### What is asked
Resume the API reference on registering project secrets from its last line, writing what comes next in the same style.
==== Document section ====
This is a property of the spec, look there for documentation leaving here for backwards compatibility with users code that used MlrunProjectLegacy

property spec
property status
sync_functions(names: Optional[list] = None, always=True, save=False)[source]

reload function objects from specs and files

with_secrets(kind, source, prefix='')[source]

register a secrets source (file, env or dict)

read secrets from a source provider to be used in workflows,example:

proj.with_secrets('file', 'file.txt')
proj.with_secrets('inline', {'key': 'val'})
proj.with_secrets('env', 'ENV1,ENV2', prefix='PFX_')

Vault secret source has several options:

proj.with_secrets('vault', {'user': <user name>, 'secrets': ['secret1', 'secret2' ...]})
proj.with_secrets('vault', {'project': <proj. name>, 'secrets': ['secret1', 'secret2' ...]})
proj.with_secrets('vault', ['secret1', 'secret2' ...])

The 2nd option uses the current project name as context. Can also use empty secret list:

proj.with_secrets('vault', [])

This will enable access to all secrets in vault registered to the current project.

Parameters
  • kind – secret type (file, inline, env, vault)

  • source – secret data or link (see example)
==== Data shown ====
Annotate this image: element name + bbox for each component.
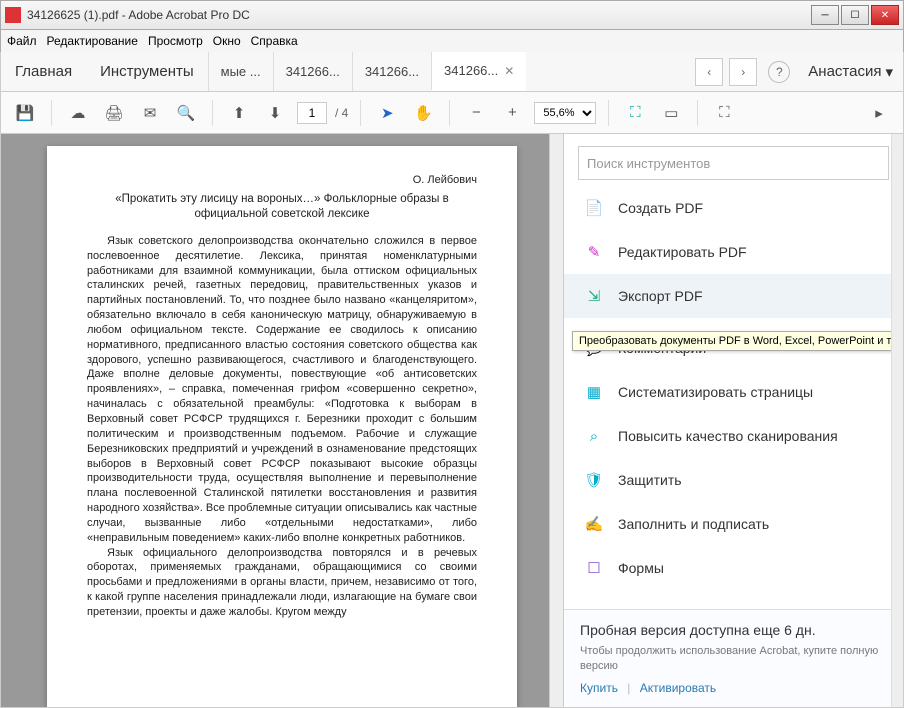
fit-width-icon[interactable]: ⛶ [621, 99, 649, 127]
pointer-icon[interactable]: ➤ [373, 99, 401, 127]
search-icon[interactable]: 🔍 [172, 99, 200, 127]
tool-enhance-scan[interactable]: ⌕Повысить качество сканирования [564, 414, 903, 458]
close-button[interactable]: ✕ [871, 5, 899, 25]
document-viewport[interactable]: О. Лейбович «Прокатить эту лисицу на вор… [1, 134, 563, 707]
tab-tools[interactable]: Инструменты [86, 52, 208, 91]
user-menu[interactable]: Анастасия▾ [798, 63, 903, 81]
doc-title: «Прокатить эту лисицу на вороных…» Фольк… [87, 192, 477, 222]
print-icon[interactable]: 🖨 [100, 99, 128, 127]
tool-protect[interactable]: 🛡Защитить [564, 458, 903, 502]
fullscreen-icon[interactable]: ⛶ [710, 99, 738, 127]
page-down-icon[interactable]: ⬇ [261, 99, 289, 127]
trial-activate-link[interactable]: Активировать [640, 681, 716, 695]
document-scrollbar[interactable] [549, 134, 563, 707]
menu-edit[interactable]: Редактирование [47, 34, 138, 48]
minimize-button[interactable]: ─ [811, 5, 839, 25]
document-tab[interactable]: мые ... [208, 52, 273, 91]
doc-paragraph: Язык официального делопроизводства повто… [87, 546, 477, 620]
trial-body: Чтобы продолжить использование Acrobat, … [580, 644, 887, 673]
menu-view[interactable]: Просмотр [148, 34, 203, 48]
tab-next-button[interactable]: › [729, 58, 757, 86]
panel-scrollbar[interactable] [891, 134, 903, 707]
document-tab-active[interactable]: 341266... ✕ [431, 52, 526, 91]
maximize-button[interactable]: ☐ [841, 5, 869, 25]
tools-list: 📄Создать PDF ✎Редактировать PDF ⇲Экспорт… [564, 186, 903, 609]
save-icon[interactable]: 💾 [11, 99, 39, 127]
create-pdf-icon: 📄 [584, 198, 604, 218]
tools-search-input[interactable]: Поиск инструментов [578, 146, 889, 180]
tool-organize[interactable]: ▦Систематизировать страницы [564, 370, 903, 414]
document-tab[interactable]: 341266... [352, 52, 431, 91]
zoom-select[interactable]: 55,6% [534, 102, 596, 124]
window-title: 34126625 (1).pdf - Adobe Acrobat Pro DC [27, 8, 809, 22]
help-icon[interactable]: ? [768, 61, 790, 83]
tool-edit-pdf[interactable]: ✎Редактировать PDF [564, 230, 903, 274]
tool-forms[interactable]: ☐Формы [564, 546, 903, 590]
titlebar: 34126625 (1).pdf - Adobe Acrobat Pro DC … [0, 0, 904, 30]
cloud-icon[interactable]: ☁ [64, 99, 92, 127]
tool-export-pdf[interactable]: ⇲Экспорт PDF [564, 274, 903, 318]
menu-file[interactable]: Файл [7, 34, 37, 48]
zoom-in-icon[interactable]: + [498, 99, 526, 127]
chevron-down-icon: ▾ [885, 63, 893, 81]
panel-toggle-icon[interactable]: ▸ [865, 99, 893, 127]
organize-icon: ▦ [584, 382, 604, 402]
forms-icon: ☐ [584, 558, 604, 578]
tool-create-pdf[interactable]: 📄Создать PDF [564, 186, 903, 230]
document-tab[interactable]: 341266... [273, 52, 352, 91]
tool-fill-sign[interactable]: ✍Заполнить и подписать [564, 502, 903, 546]
page-number-input[interactable] [297, 102, 327, 124]
mail-icon[interactable]: ✉ [136, 99, 164, 127]
tabbar: Главная Инструменты мые ... 341266... 34… [0, 52, 904, 92]
page-total: / 4 [335, 106, 348, 120]
tools-panel: Поиск инструментов 📄Создать PDF ✎Редакти… [563, 134, 903, 707]
tab-prev-button[interactable]: ‹ [695, 58, 723, 86]
export-pdf-icon: ⇲ [584, 286, 604, 306]
zoom-out-icon[interactable]: − [462, 99, 490, 127]
fit-page-icon[interactable]: ▭ [657, 99, 685, 127]
content-area: О. Лейбович «Прокатить эту лисицу на вор… [0, 134, 904, 708]
tooltip: Преобразовать документы PDF в Word, Exce… [572, 331, 903, 351]
sign-icon: ✍ [584, 514, 604, 534]
tab-home[interactable]: Главная [1, 52, 86, 91]
doc-paragraph: Язык советского делопроизводства окончат… [87, 234, 477, 546]
hand-icon[interactable]: ✋ [409, 99, 437, 127]
tab-close-icon[interactable]: ✕ [504, 64, 514, 78]
menu-window[interactable]: Окно [213, 34, 241, 48]
edit-pdf-icon: ✎ [584, 242, 604, 262]
pdf-page: О. Лейбович «Прокатить эту лисицу на вор… [47, 146, 517, 707]
scan-icon: ⌕ [584, 426, 604, 446]
trial-banner: Пробная версия доступна еще 6 дн. Чтобы … [564, 609, 903, 707]
doc-author: О. Лейбович [87, 174, 477, 186]
trial-buy-link[interactable]: Купить [580, 681, 618, 695]
menubar: Файл Редактирование Просмотр Окно Справк… [0, 30, 904, 52]
menu-help[interactable]: Справка [251, 34, 298, 48]
app-icon [5, 7, 21, 23]
toolbar: 💾 ☁ 🖨 ✉ 🔍 ⬆ ⬇ / 4 ➤ ✋ − + 55,6% ⛶ ▭ ⛶ ▸ [0, 92, 904, 134]
page-up-icon[interactable]: ⬆ [225, 99, 253, 127]
shield-icon: 🛡 [584, 470, 604, 490]
trial-heading: Пробная версия доступна еще 6 дн. [580, 622, 887, 638]
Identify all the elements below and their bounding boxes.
====
### Answer to the task
  • prefix – add a prefix to the keys in this source

Returns

project object

property workflows

This is a property of the spec, look there for documentation leaving here for backwards compatibility with users code that used MlrunProjectLegacy

mlrun.projects.load_project(context, url=None, name=None, secrets=None, init_git=False, subpath='', clone=False, user_project=False)[source]

Load an MLRun project from git or tar or dir

Parameters
  • context – project local directory path

  • url – git or tar.gz sources archive path e.g.: git://github.com/mlrun/demo-xgb-project.git db://<project-name>

  • name – project name

  • secrets – key:secret dict or SecretsStore used to download sources

  • init_git – if True, will git init the context dir

  • subpath – project subpath (within the archive)

  • clone – if True, always clone (delete any existing content)

  • user_project – add the current user name to the project name (for db:// prefixes)

Returns

project object

mlrun.projects.new_project(name, context=None, init_git=False, user_project=False)[source]

Create a new MLRun project

Parameters
  • name – project name

  • context – project local directory path

  • init_git – if True, will git init the context dir

  • user_project – add the current user name to the provided project name (making it unique per user)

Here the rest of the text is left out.